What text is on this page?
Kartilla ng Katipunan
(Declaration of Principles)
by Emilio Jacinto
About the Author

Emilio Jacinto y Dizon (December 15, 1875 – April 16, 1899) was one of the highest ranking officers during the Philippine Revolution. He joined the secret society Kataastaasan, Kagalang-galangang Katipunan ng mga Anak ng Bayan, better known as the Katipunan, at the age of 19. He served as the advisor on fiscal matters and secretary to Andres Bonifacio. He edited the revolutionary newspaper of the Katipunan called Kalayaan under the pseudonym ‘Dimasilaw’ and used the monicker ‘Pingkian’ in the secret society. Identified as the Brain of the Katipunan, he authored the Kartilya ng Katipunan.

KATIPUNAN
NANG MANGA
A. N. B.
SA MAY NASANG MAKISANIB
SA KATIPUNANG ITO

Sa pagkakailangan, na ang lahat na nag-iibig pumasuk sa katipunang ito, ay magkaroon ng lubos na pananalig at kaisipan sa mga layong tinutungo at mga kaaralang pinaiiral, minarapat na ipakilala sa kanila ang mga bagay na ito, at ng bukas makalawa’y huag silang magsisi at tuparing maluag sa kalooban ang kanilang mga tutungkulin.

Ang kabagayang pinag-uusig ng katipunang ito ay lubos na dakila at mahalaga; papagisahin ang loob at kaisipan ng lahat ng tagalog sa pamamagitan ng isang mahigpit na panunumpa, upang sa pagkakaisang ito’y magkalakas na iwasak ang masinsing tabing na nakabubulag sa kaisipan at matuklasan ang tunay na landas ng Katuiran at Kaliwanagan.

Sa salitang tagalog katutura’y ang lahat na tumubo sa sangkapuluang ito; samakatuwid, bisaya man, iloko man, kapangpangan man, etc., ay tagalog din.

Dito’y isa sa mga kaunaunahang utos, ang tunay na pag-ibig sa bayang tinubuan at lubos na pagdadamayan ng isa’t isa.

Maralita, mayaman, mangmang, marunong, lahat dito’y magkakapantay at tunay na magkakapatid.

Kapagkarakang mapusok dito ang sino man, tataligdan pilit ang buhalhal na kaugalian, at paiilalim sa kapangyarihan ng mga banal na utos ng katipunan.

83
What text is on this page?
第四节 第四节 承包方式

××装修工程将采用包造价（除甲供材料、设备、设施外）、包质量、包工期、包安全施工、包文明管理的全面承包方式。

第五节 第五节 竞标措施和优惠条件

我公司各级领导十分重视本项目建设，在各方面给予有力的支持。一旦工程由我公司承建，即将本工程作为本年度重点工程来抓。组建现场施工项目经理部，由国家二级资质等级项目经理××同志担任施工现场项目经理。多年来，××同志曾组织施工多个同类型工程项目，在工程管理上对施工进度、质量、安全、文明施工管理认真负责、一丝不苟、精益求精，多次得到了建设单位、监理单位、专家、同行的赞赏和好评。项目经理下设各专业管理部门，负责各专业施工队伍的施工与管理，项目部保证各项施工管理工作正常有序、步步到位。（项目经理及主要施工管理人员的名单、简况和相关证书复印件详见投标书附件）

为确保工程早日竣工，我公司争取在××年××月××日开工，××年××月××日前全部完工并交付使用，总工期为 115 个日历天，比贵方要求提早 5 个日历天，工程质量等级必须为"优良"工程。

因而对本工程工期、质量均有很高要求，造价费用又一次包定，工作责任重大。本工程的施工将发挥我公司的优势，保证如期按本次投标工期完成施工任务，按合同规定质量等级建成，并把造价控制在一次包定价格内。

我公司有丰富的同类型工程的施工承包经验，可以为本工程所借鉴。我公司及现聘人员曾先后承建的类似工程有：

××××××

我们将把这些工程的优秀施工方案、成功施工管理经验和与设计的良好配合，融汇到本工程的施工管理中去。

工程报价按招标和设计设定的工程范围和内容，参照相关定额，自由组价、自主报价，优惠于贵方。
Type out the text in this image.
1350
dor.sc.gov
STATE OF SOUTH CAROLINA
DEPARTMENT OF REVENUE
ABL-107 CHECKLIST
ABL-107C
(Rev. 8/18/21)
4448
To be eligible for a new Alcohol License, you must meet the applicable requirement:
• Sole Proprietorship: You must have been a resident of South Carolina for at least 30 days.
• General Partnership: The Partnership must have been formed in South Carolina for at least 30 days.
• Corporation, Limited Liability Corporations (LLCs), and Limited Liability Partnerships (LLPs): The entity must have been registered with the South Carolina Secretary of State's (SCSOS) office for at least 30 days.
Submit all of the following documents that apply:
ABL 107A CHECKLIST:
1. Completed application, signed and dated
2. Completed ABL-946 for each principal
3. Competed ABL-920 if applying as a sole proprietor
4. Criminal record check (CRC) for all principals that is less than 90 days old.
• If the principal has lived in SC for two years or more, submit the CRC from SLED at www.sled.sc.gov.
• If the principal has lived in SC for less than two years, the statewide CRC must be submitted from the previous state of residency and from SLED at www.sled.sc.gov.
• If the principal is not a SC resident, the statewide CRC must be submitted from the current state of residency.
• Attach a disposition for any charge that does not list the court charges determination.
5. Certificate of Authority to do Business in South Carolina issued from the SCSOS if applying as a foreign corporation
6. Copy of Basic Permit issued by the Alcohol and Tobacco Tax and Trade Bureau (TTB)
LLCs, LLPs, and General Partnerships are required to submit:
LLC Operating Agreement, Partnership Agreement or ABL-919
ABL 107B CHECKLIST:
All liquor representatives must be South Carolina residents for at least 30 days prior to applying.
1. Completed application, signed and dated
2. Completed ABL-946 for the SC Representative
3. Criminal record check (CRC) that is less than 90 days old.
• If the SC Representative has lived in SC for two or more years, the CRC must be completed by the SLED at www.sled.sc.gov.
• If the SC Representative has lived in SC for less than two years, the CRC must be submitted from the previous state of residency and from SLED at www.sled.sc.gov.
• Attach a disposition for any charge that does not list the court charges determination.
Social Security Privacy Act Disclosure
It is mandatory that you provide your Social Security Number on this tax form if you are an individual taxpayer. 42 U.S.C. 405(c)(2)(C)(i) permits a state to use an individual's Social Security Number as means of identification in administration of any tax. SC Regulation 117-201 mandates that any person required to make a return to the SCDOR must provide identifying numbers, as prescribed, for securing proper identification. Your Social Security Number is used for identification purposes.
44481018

================

■ Prompt: Go through the listing above and list every line that has the word "required".

■ Solution below:
LLCs, LLPs, and General Partnerships are required to submit:
It is mandatory that you provide your Social Security Number on this tax form if you are an individual taxpayer. 42 U.S.C. 405(c)(2)(C)(i) permits a state to use an individual's Social Security Number as means of identification in administration of any tax. SC Regulation 117-201 mandates that any person required to make a return to the SCDOR must provide identifying numbers, as prescribed, for securing proper identification. Your Social Security Number is used for identification purposes.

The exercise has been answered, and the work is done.